» WRITTEN REQUEST
Copy every line from the data below in which the string "Eesti" can be found.

Data records
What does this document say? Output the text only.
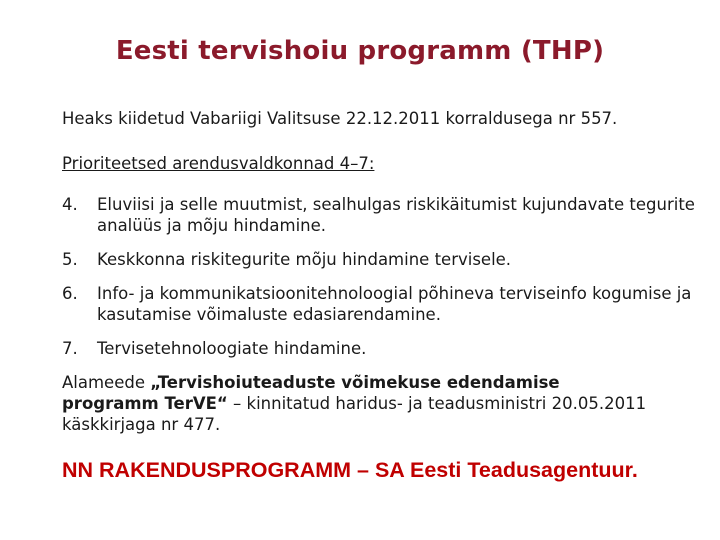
Eesti tervishoiu programm (THP)
Heaks kiidetud Vabariigi Valitsuse 22.12.2011 korraldusega nr 557.
Prioriteetsed arendusvaldkonnad 4–7:
4.	Eluviisi ja selle muutmist, sealhulgas riskikäitumist kujundavate tegurite analüüs ja mõju hindamine.
5.	Keskkonna riskitegurite mõju hindamine tervisele.
6.	Info- ja kommunikatsioonitehnoloogial põhineva terviseinfo kogumise ja kasutamise võimaluste edasiarendamine.
7.	Tervisetehnoloogiate hindamine.
Alameede „Tervishoiuteaduste võimekuse edendamise programm TerVE“ – kinnitatud haridus- ja teadusministri 20.05.2011 käskkirjaga nr 477.
NN RAKENDUSPROGRAMM – SA Eesti Teadusagentuur.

» RESULT FOR THIS TASK
Eesti tervishoiu programm (THP)
NN RAKENDUSPROGRAMM – SA Eesti Teadusagentuur.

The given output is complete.